**Task details:** A verbatim copy of the records is required, with all pictures left out.

[Saved data entries]
******

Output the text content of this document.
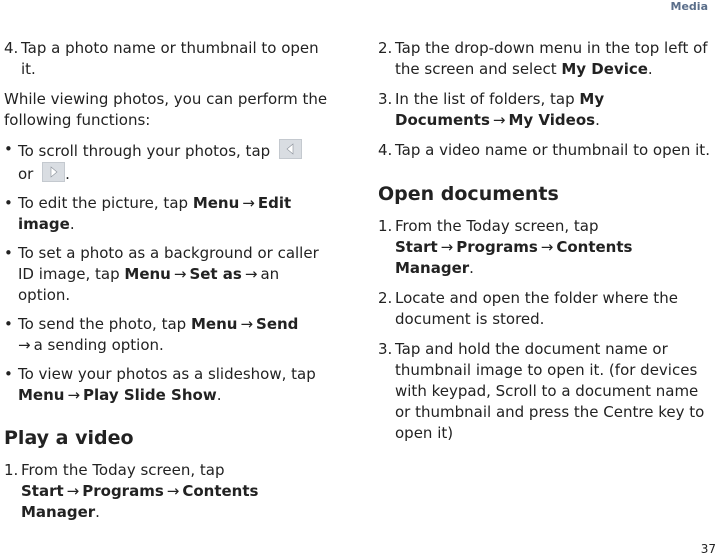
Media
4. Tap a photo name or thumbnail to open it.
While viewing photos, you can perform the following functions:
• To scroll through your photos, tap

or .
• To edit the picture, tap Menu → Edit image.
• To set a photo as a background or caller ID image, tap Menu → Set as → an option.
• To send the photo, tap Menu → Send
→ a sending option.
• To view your photos as a slideshow, tap Menu → Play Slide Show.
Play a video
1. From the Today screen, tap Start → Programs → Contents Manager.
2. Tap the drop-down menu in the top left of the screen and select My Device.
3. In the list of folders, tap My Documents → My Videos.
4. Tap a video name or thumbnail to open it.
Open documents
1. From the Today screen, tap Start → Programs → Contents Manager.
2. Locate and open the folder where the document is stored.
3. Tap and hold the document name or thumbnail image to open it. (for devices with keypad, Scroll to a document name or thumbnail and press the Centre key to open it)
37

******

**Written answer:**
Output the text content of this document.
Media
4. Tap a photo name or thumbnail to open it.
While viewing photos, you can perform the following functions:
• To scroll through your photos, tap

or .
• To edit the picture, tap Menu → Edit image.
• To set a photo as a background or caller ID image, tap Menu → Set as → an option.
• To send the photo, tap Menu → Send
→ a sending option.
• To view your photos as a slideshow, tap Menu → Play Slide Show.
Play a video
1. From the Today screen, tap Start → Programs → Contents Manager.
2. Tap the drop-down menu in the top left of the screen and select My Device.
3. In the list of folders, tap My Documents → My Videos.
4. Tap a video name or thumbnail to open it.
Open documents
1. From the Today screen, tap Start → Programs → Contents Manager.
2. Locate and open the folder where the document is stored.
3. Tap and hold the document name or thumbnail image to open it. (for devices with keypad, Scroll to a document name or thumbnail and press the Centre key to open it)
37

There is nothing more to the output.